■ Your task: Tally every line of the listing below that holds "Discussions", then give the tally alone.

■ Records provided:
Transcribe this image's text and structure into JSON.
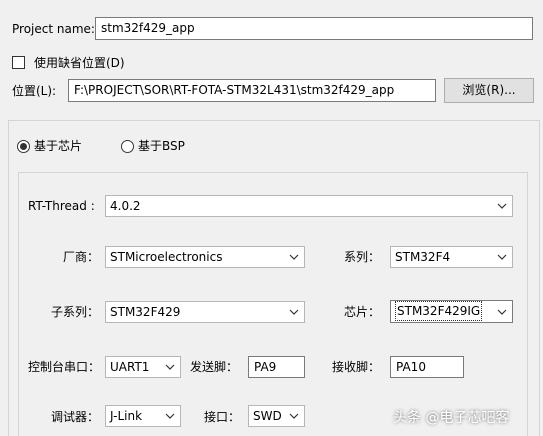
{
  "project_name": {
    "label": "Project name:",
    "value": "stm32f429_app"
  },
  "use_default_location": {
    "label": "使用缺省位置(D)",
    "checked": false
  },
  "location": {
    "label": "位置(L):",
    "value": "F:\\PROJECT\\SOR\\RT-FOTA-STM32L431\\stm32f429_app",
    "browse_label": "浏览(R)..."
  },
  "mode": {
    "chip_label": "基于芯片",
    "bsp_label": "基于BSP",
    "selected": "chip"
  },
  "rt_thread": {
    "label": "RT-Thread :",
    "value": "4.0.2"
  },
  "vendor": {
    "label": "厂商：",
    "value": "STMicroelectronics"
  },
  "series": {
    "label": "系列：",
    "value": "STM32F4"
  },
  "sub_series": {
    "label": "子系列：",
    "value": "STM32F429"
  },
  "chip": {
    "label": "芯片：",
    "value": "STM32F429IG"
  },
  "console": {
    "label": "控制台串口：",
    "value": "UART1",
    "tx_label": "发送脚：",
    "tx_value": "PA9",
    "rx_label": "接收脚：",
    "rx_value": "PA10"
  },
  "debugger": {
    "label": "调试器：",
    "value": "J-Link",
    "interface_label": "接口：",
    "interface_value": "SWD"
  },
  "watermark": {
    "text": "头条 @电子芯吧客"
  },
  "icons": {
    "dropdown": "chevron-down-icon",
    "radio": "radio-icon",
    "checkbox": "checkbox-icon"
  }
}
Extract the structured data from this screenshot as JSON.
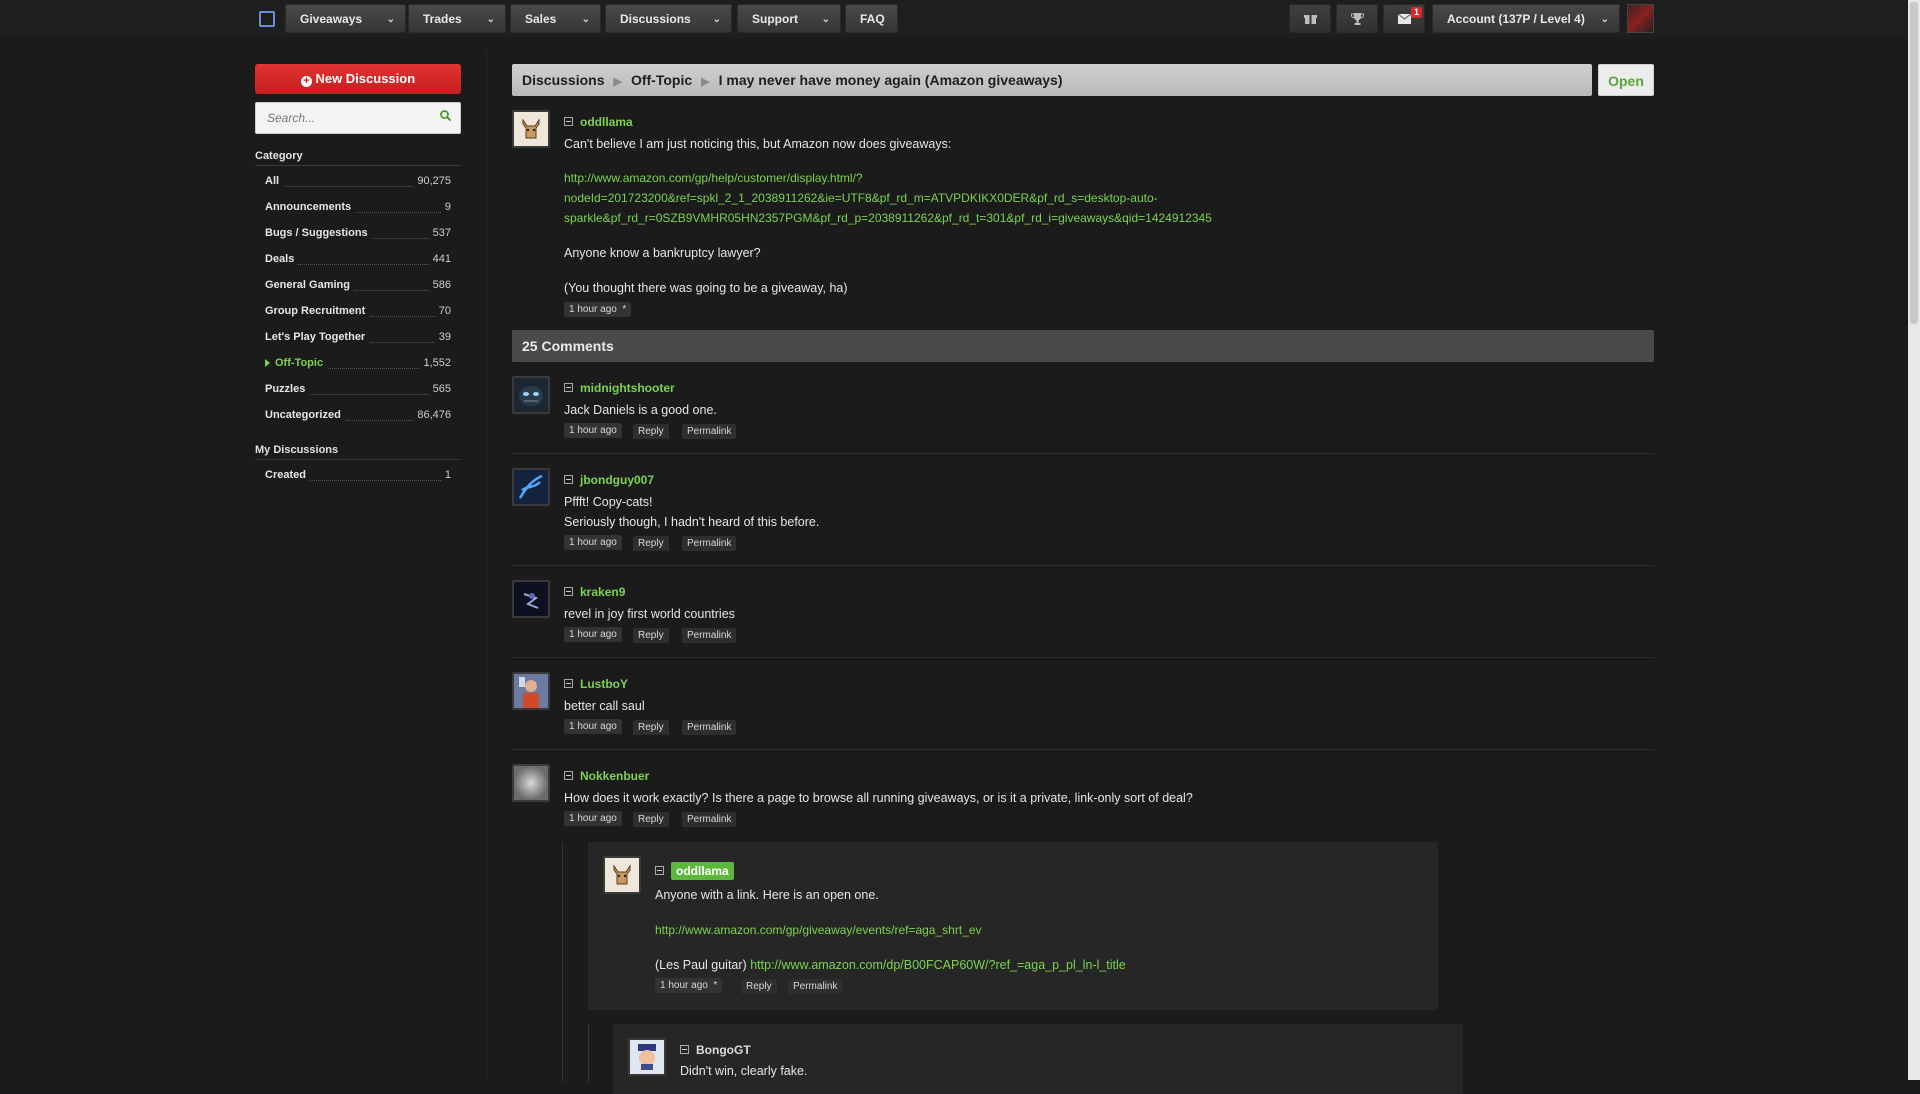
{
  "nav": {
    "items": [
      {
        "label": "Giveaways"
      },
      {
        "label": "Trades"
      },
      {
        "label": "Sales"
      },
      {
        "label": "Discussions"
      },
      {
        "label": "Support"
      }
    ],
    "faq": "FAQ",
    "mail_count": "1",
    "account": "Account (137P / Level 4)"
  },
  "sidebar": {
    "new_discussion": "New Discussion",
    "search_placeholder": "Search...",
    "category_heading": "Category",
    "categories": [
      {
        "name": "All",
        "count": "90,275"
      },
      {
        "name": "Announcements",
        "count": "9"
      },
      {
        "name": "Bugs / Suggestions",
        "count": "537"
      },
      {
        "name": "Deals",
        "count": "441"
      },
      {
        "name": "General Gaming",
        "count": "586"
      },
      {
        "name": "Group Recruitment",
        "count": "70"
      },
      {
        "name": "Let's Play Together",
        "count": "39"
      },
      {
        "name": "Off-Topic",
        "count": "1,552"
      },
      {
        "name": "Puzzles",
        "count": "565"
      },
      {
        "name": "Uncategorized",
        "count": "86,476"
      }
    ],
    "my_heading": "My Discussions",
    "my_items": [
      {
        "name": "Created",
        "count": "1"
      }
    ]
  },
  "breadcrumb": {
    "items": [
      "Discussions",
      "Off-Topic",
      "I may never have money again (Amazon giveaways)"
    ],
    "status": "Open"
  },
  "op": {
    "user": "oddllama",
    "line1": "Can't believe I am just noticing this, but Amazon now does giveaways:",
    "link_lines": [
      "http://www.amazon.com/gp/help/customer/display.html/?",
      "nodeId=201723200&ref=spkl_2_1_2038911262&ie=UTF8&pf_rd_m=ATVPDKIKX0DER&pf_rd_s=desktop-auto-",
      "sparkle&pf_rd_r=0SZB9VMHR05HN2357PGM&pf_rd_p=2038911262&pf_rd_t=301&pf_rd_i=giveaways&qid=1424912345"
    ],
    "line2": "Anyone know a bankruptcy lawyer?",
    "line3": "(You thought there was going to be a giveaway, ha)",
    "time": "1 hour ago",
    "edited": "*"
  },
  "comments_heading": "25 Comments",
  "actions": {
    "reply": "Reply",
    "permalink": "Permalink"
  },
  "comments": [
    {
      "user": "midnightshooter",
      "lines": [
        "Jack Daniels is a good one."
      ],
      "time": "1 hour ago"
    },
    {
      "user": "jbondguy007",
      "lines": [
        "Pffft! Copy-cats!",
        "Seriously though, I hadn't heard of this before."
      ],
      "time": "1 hour ago"
    },
    {
      "user": "kraken9",
      "lines": [
        "revel in joy first world countries"
      ],
      "time": "1 hour ago"
    },
    {
      "user": "LustboY",
      "lines": [
        "better call saul"
      ],
      "time": "1 hour ago"
    },
    {
      "user": "Nokkenbuer",
      "lines": [
        "How does it work exactly? Is there a page to browse all running giveaways, or is it a private, link-only sort of deal?"
      ],
      "time": "1 hour ago"
    }
  ],
  "reply1": {
    "user": "oddllama",
    "line1": "Anyone with a link. Here is an open one.",
    "link1": "http://www.amazon.com/gp/giveaway/events/ref=aga_shrt_ev",
    "line2_prefix": "(Les Paul guitar)",
    "link2": "http://www.amazon.com/dp/B00FCAP60W/?ref_=aga_p_pl_ln-l_title",
    "time": "1 hour ago",
    "edited": "*"
  },
  "reply2": {
    "user": "BongoGT",
    "line1": "Didn't win, clearly fake."
  }
}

■ Exercise result: 3